Direction
Images are not part of the copy; transcribe all the data exactly.

## Start Data for this task

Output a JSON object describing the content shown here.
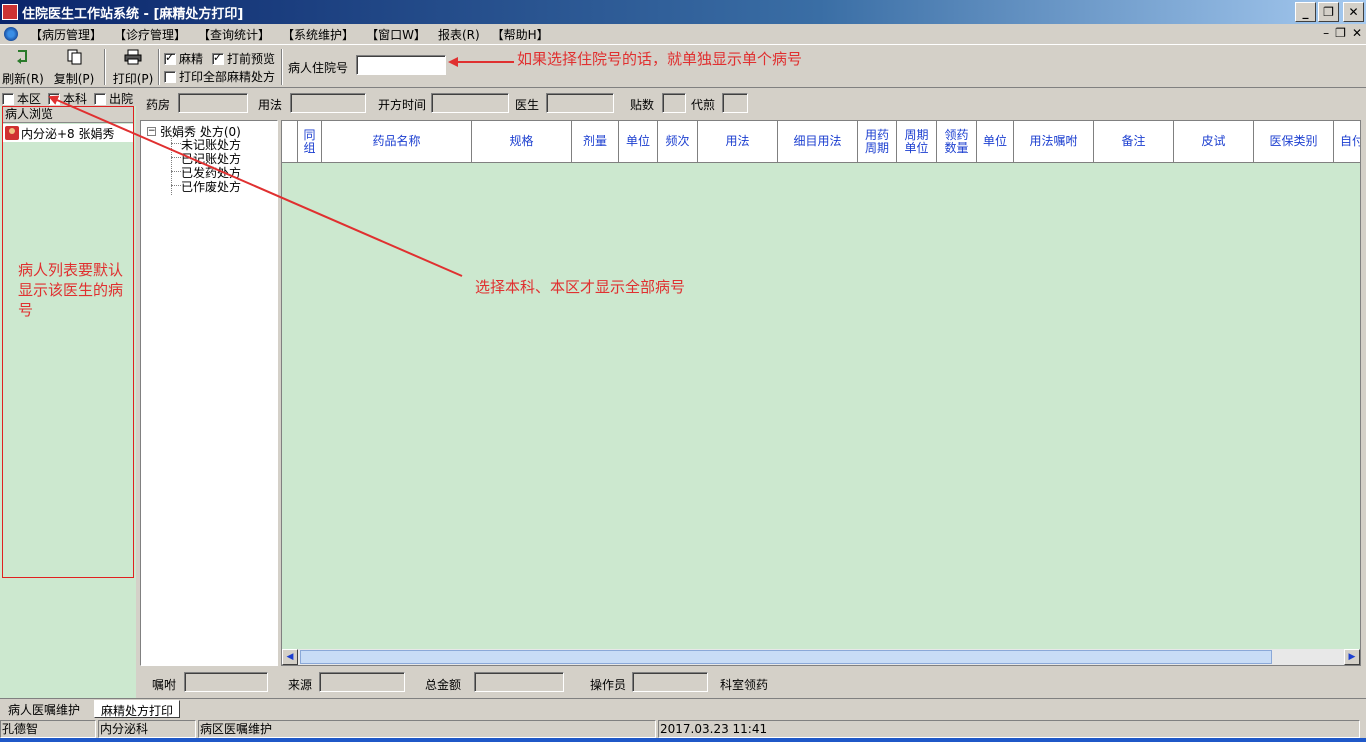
{
  "window": {
    "title": "住院医生工作站系统 - [麻精处方打印]"
  },
  "menu": {
    "items": [
      "【病历管理】",
      "【诊疗管理】",
      "【查询统计】",
      "【系统维护】",
      "【窗口W】",
      "报表(R)",
      "【帮助H】"
    ]
  },
  "toolbar": {
    "refresh_label": "刷新(R)",
    "copy_label": "复制(P)",
    "print_label": "打印(P)",
    "cb_mazhao": "麻精",
    "cb_preview": "打前预览",
    "cb_print_all": "打印全部麻精处方",
    "patient_no_label": "病人住院号",
    "patient_no_value": ""
  },
  "left_filters": {
    "area": "本区",
    "dept": "本科",
    "discharged": "出院"
  },
  "patient_list": {
    "header": "病人浏览",
    "items": [
      {
        "label": "内分泌+8 张娟秀"
      }
    ]
  },
  "filter_row": {
    "pharmacy": "药房",
    "usage": "用法",
    "rx_time": "开方时间",
    "doctor": "医生",
    "doses": "贴数",
    "decoct": "代煎"
  },
  "tree": {
    "root": "张娟秀 处方(0)",
    "children": [
      "未记账处方",
      "已记账处方",
      "已发药处方",
      "已作废处方"
    ]
  },
  "grid": {
    "columns": [
      "同组",
      "药品名称",
      "规格",
      "剂量",
      "单位",
      "频次",
      "用法",
      "细目用法",
      "用药周期",
      "周期单位",
      "领药数量",
      "单位",
      "用法嘱咐",
      "备注",
      "皮试",
      "医保类别",
      "自付"
    ]
  },
  "bottom_row": {
    "advice": "嘱咐",
    "source": "来源",
    "total": "总金额",
    "operator": "操作员",
    "ward_pickup": "科室领药"
  },
  "tabs": [
    "病人医嘱维护",
    "麻精处方打印"
  ],
  "status": {
    "user": "孔德智",
    "dept": "内分泌科",
    "module": "病区医嘱维护",
    "datetime": "2017.03.23 11:41"
  },
  "annotations": {
    "top": "如果选择住院号的话，就单独显示单个病号",
    "middle": "选择本科、本区才显示全部病号",
    "left": "病人列表要默认显示该医生的病号"
  },
  "colors": {
    "grid_bg": "#cce8cf",
    "header_text": "#1c3fd0",
    "annotation": "#e03030",
    "title_bar": "#0a246a"
  }
}
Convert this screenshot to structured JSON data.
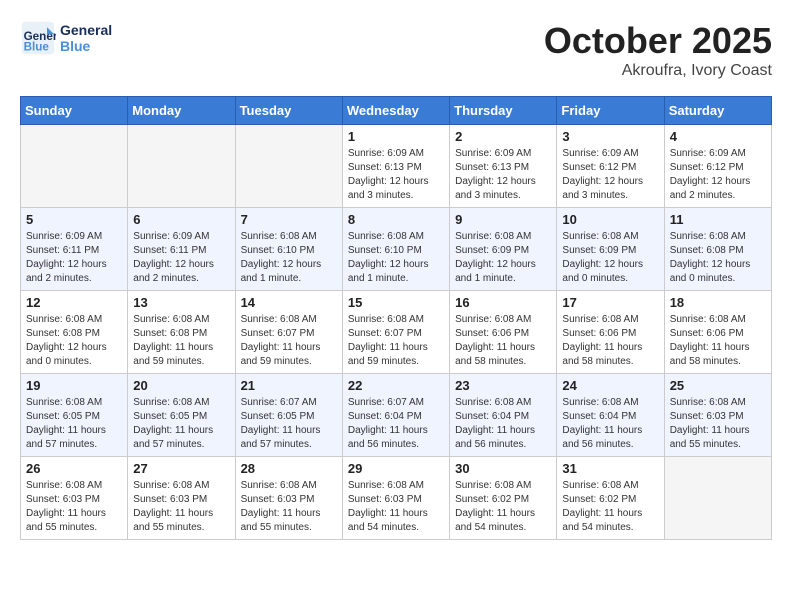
{
  "header": {
    "logo_line1": "General",
    "logo_line2": "Blue",
    "month": "October 2025",
    "location": "Akroufra, Ivory Coast"
  },
  "weekdays": [
    "Sunday",
    "Monday",
    "Tuesday",
    "Wednesday",
    "Thursday",
    "Friday",
    "Saturday"
  ],
  "weeks": [
    [
      {
        "day": "",
        "info": ""
      },
      {
        "day": "",
        "info": ""
      },
      {
        "day": "",
        "info": ""
      },
      {
        "day": "1",
        "info": "Sunrise: 6:09 AM\nSunset: 6:13 PM\nDaylight: 12 hours\nand 3 minutes."
      },
      {
        "day": "2",
        "info": "Sunrise: 6:09 AM\nSunset: 6:13 PM\nDaylight: 12 hours\nand 3 minutes."
      },
      {
        "day": "3",
        "info": "Sunrise: 6:09 AM\nSunset: 6:12 PM\nDaylight: 12 hours\nand 3 minutes."
      },
      {
        "day": "4",
        "info": "Sunrise: 6:09 AM\nSunset: 6:12 PM\nDaylight: 12 hours\nand 2 minutes."
      }
    ],
    [
      {
        "day": "5",
        "info": "Sunrise: 6:09 AM\nSunset: 6:11 PM\nDaylight: 12 hours\nand 2 minutes."
      },
      {
        "day": "6",
        "info": "Sunrise: 6:09 AM\nSunset: 6:11 PM\nDaylight: 12 hours\nand 2 minutes."
      },
      {
        "day": "7",
        "info": "Sunrise: 6:08 AM\nSunset: 6:10 PM\nDaylight: 12 hours\nand 1 minute."
      },
      {
        "day": "8",
        "info": "Sunrise: 6:08 AM\nSunset: 6:10 PM\nDaylight: 12 hours\nand 1 minute."
      },
      {
        "day": "9",
        "info": "Sunrise: 6:08 AM\nSunset: 6:09 PM\nDaylight: 12 hours\nand 1 minute."
      },
      {
        "day": "10",
        "info": "Sunrise: 6:08 AM\nSunset: 6:09 PM\nDaylight: 12 hours\nand 0 minutes."
      },
      {
        "day": "11",
        "info": "Sunrise: 6:08 AM\nSunset: 6:08 PM\nDaylight: 12 hours\nand 0 minutes."
      }
    ],
    [
      {
        "day": "12",
        "info": "Sunrise: 6:08 AM\nSunset: 6:08 PM\nDaylight: 12 hours\nand 0 minutes."
      },
      {
        "day": "13",
        "info": "Sunrise: 6:08 AM\nSunset: 6:08 PM\nDaylight: 11 hours\nand 59 minutes."
      },
      {
        "day": "14",
        "info": "Sunrise: 6:08 AM\nSunset: 6:07 PM\nDaylight: 11 hours\nand 59 minutes."
      },
      {
        "day": "15",
        "info": "Sunrise: 6:08 AM\nSunset: 6:07 PM\nDaylight: 11 hours\nand 59 minutes."
      },
      {
        "day": "16",
        "info": "Sunrise: 6:08 AM\nSunset: 6:06 PM\nDaylight: 11 hours\nand 58 minutes."
      },
      {
        "day": "17",
        "info": "Sunrise: 6:08 AM\nSunset: 6:06 PM\nDaylight: 11 hours\nand 58 minutes."
      },
      {
        "day": "18",
        "info": "Sunrise: 6:08 AM\nSunset: 6:06 PM\nDaylight: 11 hours\nand 58 minutes."
      }
    ],
    [
      {
        "day": "19",
        "info": "Sunrise: 6:08 AM\nSunset: 6:05 PM\nDaylight: 11 hours\nand 57 minutes."
      },
      {
        "day": "20",
        "info": "Sunrise: 6:08 AM\nSunset: 6:05 PM\nDaylight: 11 hours\nand 57 minutes."
      },
      {
        "day": "21",
        "info": "Sunrise: 6:07 AM\nSunset: 6:05 PM\nDaylight: 11 hours\nand 57 minutes."
      },
      {
        "day": "22",
        "info": "Sunrise: 6:07 AM\nSunset: 6:04 PM\nDaylight: 11 hours\nand 56 minutes."
      },
      {
        "day": "23",
        "info": "Sunrise: 6:08 AM\nSunset: 6:04 PM\nDaylight: 11 hours\nand 56 minutes."
      },
      {
        "day": "24",
        "info": "Sunrise: 6:08 AM\nSunset: 6:04 PM\nDaylight: 11 hours\nand 56 minutes."
      },
      {
        "day": "25",
        "info": "Sunrise: 6:08 AM\nSunset: 6:03 PM\nDaylight: 11 hours\nand 55 minutes."
      }
    ],
    [
      {
        "day": "26",
        "info": "Sunrise: 6:08 AM\nSunset: 6:03 PM\nDaylight: 11 hours\nand 55 minutes."
      },
      {
        "day": "27",
        "info": "Sunrise: 6:08 AM\nSunset: 6:03 PM\nDaylight: 11 hours\nand 55 minutes."
      },
      {
        "day": "28",
        "info": "Sunrise: 6:08 AM\nSunset: 6:03 PM\nDaylight: 11 hours\nand 55 minutes."
      },
      {
        "day": "29",
        "info": "Sunrise: 6:08 AM\nSunset: 6:03 PM\nDaylight: 11 hours\nand 54 minutes."
      },
      {
        "day": "30",
        "info": "Sunrise: 6:08 AM\nSunset: 6:02 PM\nDaylight: 11 hours\nand 54 minutes."
      },
      {
        "day": "31",
        "info": "Sunrise: 6:08 AM\nSunset: 6:02 PM\nDaylight: 11 hours\nand 54 minutes."
      },
      {
        "day": "",
        "info": ""
      }
    ]
  ]
}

## End Data for this task

Output for this exercise
Output a JSON object describing the content shown here.
{
  "window": {
    "title": "住院医生工作站系统 - [麻精处方打印]"
  },
  "menu": {
    "items": [
      "【病历管理】",
      "【诊疗管理】",
      "【查询统计】",
      "【系统维护】",
      "【窗口W】",
      "报表(R)",
      "【帮助H】"
    ]
  },
  "toolbar": {
    "refresh_label": "刷新(R)",
    "copy_label": "复制(P)",
    "print_label": "打印(P)",
    "cb_mazhao": "麻精",
    "cb_preview": "打前预览",
    "cb_print_all": "打印全部麻精处方",
    "patient_no_label": "病人住院号",
    "patient_no_value": ""
  },
  "left_filters": {
    "area": "本区",
    "dept": "本科",
    "discharged": "出院"
  },
  "patient_list": {
    "header": "病人浏览",
    "items": [
      {
        "label": "内分泌+8 张娟秀"
      }
    ]
  },
  "filter_row": {
    "pharmacy": "药房",
    "usage": "用法",
    "rx_time": "开方时间",
    "doctor": "医生",
    "doses": "贴数",
    "decoct": "代煎"
  },
  "tree": {
    "root": "张娟秀 处方(0)",
    "children": [
      "未记账处方",
      "已记账处方",
      "已发药处方",
      "已作废处方"
    ]
  },
  "grid": {
    "columns": [
      "同组",
      "药品名称",
      "规格",
      "剂量",
      "单位",
      "频次",
      "用法",
      "细目用法",
      "用药周期",
      "周期单位",
      "领药数量",
      "单位",
      "用法嘱咐",
      "备注",
      "皮试",
      "医保类别",
      "自付"
    ]
  },
  "bottom_row": {
    "advice": "嘱咐",
    "source": "来源",
    "total": "总金额",
    "operator": "操作员",
    "ward_pickup": "科室领药"
  },
  "tabs": [
    "病人医嘱维护",
    "麻精处方打印"
  ],
  "status": {
    "user": "孔德智",
    "dept": "内分泌科",
    "module": "病区医嘱维护",
    "datetime": "2017.03.23 11:41"
  },
  "annotations": {
    "top": "如果选择住院号的话，就单独显示单个病号",
    "middle": "选择本科、本区才显示全部病号",
    "left": "病人列表要默认显示该医生的病号"
  },
  "colors": {
    "grid_bg": "#cce8cf",
    "header_text": "#1c3fd0",
    "annotation": "#e03030",
    "title_bar": "#0a246a"
  }
}
Convert this screenshot to structured JSON data.
{
  "header": {
    "logo_line1": "General",
    "logo_line2": "Blue",
    "month": "October 2025",
    "location": "Akroufra, Ivory Coast"
  },
  "weekdays": [
    "Sunday",
    "Monday",
    "Tuesday",
    "Wednesday",
    "Thursday",
    "Friday",
    "Saturday"
  ],
  "weeks": [
    [
      {
        "day": "",
        "info": ""
      },
      {
        "day": "",
        "info": ""
      },
      {
        "day": "",
        "info": ""
      },
      {
        "day": "1",
        "info": "Sunrise: 6:09 AM\nSunset: 6:13 PM\nDaylight: 12 hours\nand 3 minutes."
      },
      {
        "day": "2",
        "info": "Sunrise: 6:09 AM\nSunset: 6:13 PM\nDaylight: 12 hours\nand 3 minutes."
      },
      {
        "day": "3",
        "info": "Sunrise: 6:09 AM\nSunset: 6:12 PM\nDaylight: 12 hours\nand 3 minutes."
      },
      {
        "day": "4",
        "info": "Sunrise: 6:09 AM\nSunset: 6:12 PM\nDaylight: 12 hours\nand 2 minutes."
      }
    ],
    [
      {
        "day": "5",
        "info": "Sunrise: 6:09 AM\nSunset: 6:11 PM\nDaylight: 12 hours\nand 2 minutes."
      },
      {
        "day": "6",
        "info": "Sunrise: 6:09 AM\nSunset: 6:11 PM\nDaylight: 12 hours\nand 2 minutes."
      },
      {
        "day": "7",
        "info": "Sunrise: 6:08 AM\nSunset: 6:10 PM\nDaylight: 12 hours\nand 1 minute."
      },
      {
        "day": "8",
        "info": "Sunrise: 6:08 AM\nSunset: 6:10 PM\nDaylight: 12 hours\nand 1 minute."
      },
      {
        "day": "9",
        "info": "Sunrise: 6:08 AM\nSunset: 6:09 PM\nDaylight: 12 hours\nand 1 minute."
      },
      {
        "day": "10",
        "info": "Sunrise: 6:08 AM\nSunset: 6:09 PM\nDaylight: 12 hours\nand 0 minutes."
      },
      {
        "day": "11",
        "info": "Sunrise: 6:08 AM\nSunset: 6:08 PM\nDaylight: 12 hours\nand 0 minutes."
      }
    ],
    [
      {
        "day": "12",
        "info": "Sunrise: 6:08 AM\nSunset: 6:08 PM\nDaylight: 12 hours\nand 0 minutes."
      },
      {
        "day": "13",
        "info": "Sunrise: 6:08 AM\nSunset: 6:08 PM\nDaylight: 11 hours\nand 59 minutes."
      },
      {
        "day": "14",
        "info": "Sunrise: 6:08 AM\nSunset: 6:07 PM\nDaylight: 11 hours\nand 59 minutes."
      },
      {
        "day": "15",
        "info": "Sunrise: 6:08 AM\nSunset: 6:07 PM\nDaylight: 11 hours\nand 59 minutes."
      },
      {
        "day": "16",
        "info": "Sunrise: 6:08 AM\nSunset: 6:06 PM\nDaylight: 11 hours\nand 58 minutes."
      },
      {
        "day": "17",
        "info": "Sunrise: 6:08 AM\nSunset: 6:06 PM\nDaylight: 11 hours\nand 58 minutes."
      },
      {
        "day": "18",
        "info": "Sunrise: 6:08 AM\nSunset: 6:06 PM\nDaylight: 11 hours\nand 58 minutes."
      }
    ],
    [
      {
        "day": "19",
        "info": "Sunrise: 6:08 AM\nSunset: 6:05 PM\nDaylight: 11 hours\nand 57 minutes."
      },
      {
        "day": "20",
        "info": "Sunrise: 6:08 AM\nSunset: 6:05 PM\nDaylight: 11 hours\nand 57 minutes."
      },
      {
        "day": "21",
        "info": "Sunrise: 6:07 AM\nSunset: 6:05 PM\nDaylight: 11 hours\nand 57 minutes."
      },
      {
        "day": "22",
        "info": "Sunrise: 6:07 AM\nSunset: 6:04 PM\nDaylight: 11 hours\nand 56 minutes."
      },
      {
        "day": "23",
        "info": "Sunrise: 6:08 AM\nSunset: 6:04 PM\nDaylight: 11 hours\nand 56 minutes."
      },
      {
        "day": "24",
        "info": "Sunrise: 6:08 AM\nSunset: 6:04 PM\nDaylight: 11 hours\nand 56 minutes."
      },
      {
        "day": "25",
        "info": "Sunrise: 6:08 AM\nSunset: 6:03 PM\nDaylight: 11 hours\nand 55 minutes."
      }
    ],
    [
      {
        "day": "26",
        "info": "Sunrise: 6:08 AM\nSunset: 6:03 PM\nDaylight: 11 hours\nand 55 minutes."
      },
      {
        "day": "27",
        "info": "Sunrise: 6:08 AM\nSunset: 6:03 PM\nDaylight: 11 hours\nand 55 minutes."
      },
      {
        "day": "28",
        "info": "Sunrise: 6:08 AM\nSunset: 6:03 PM\nDaylight: 11 hours\nand 55 minutes."
      },
      {
        "day": "29",
        "info": "Sunrise: 6:08 AM\nSunset: 6:03 PM\nDaylight: 11 hours\nand 54 minutes."
      },
      {
        "day": "30",
        "info": "Sunrise: 6:08 AM\nSunset: 6:02 PM\nDaylight: 11 hours\nand 54 minutes."
      },
      {
        "day": "31",
        "info": "Sunrise: 6:08 AM\nSunset: 6:02 PM\nDaylight: 11 hours\nand 54 minutes."
      },
      {
        "day": "",
        "info": ""
      }
    ]
  ]
}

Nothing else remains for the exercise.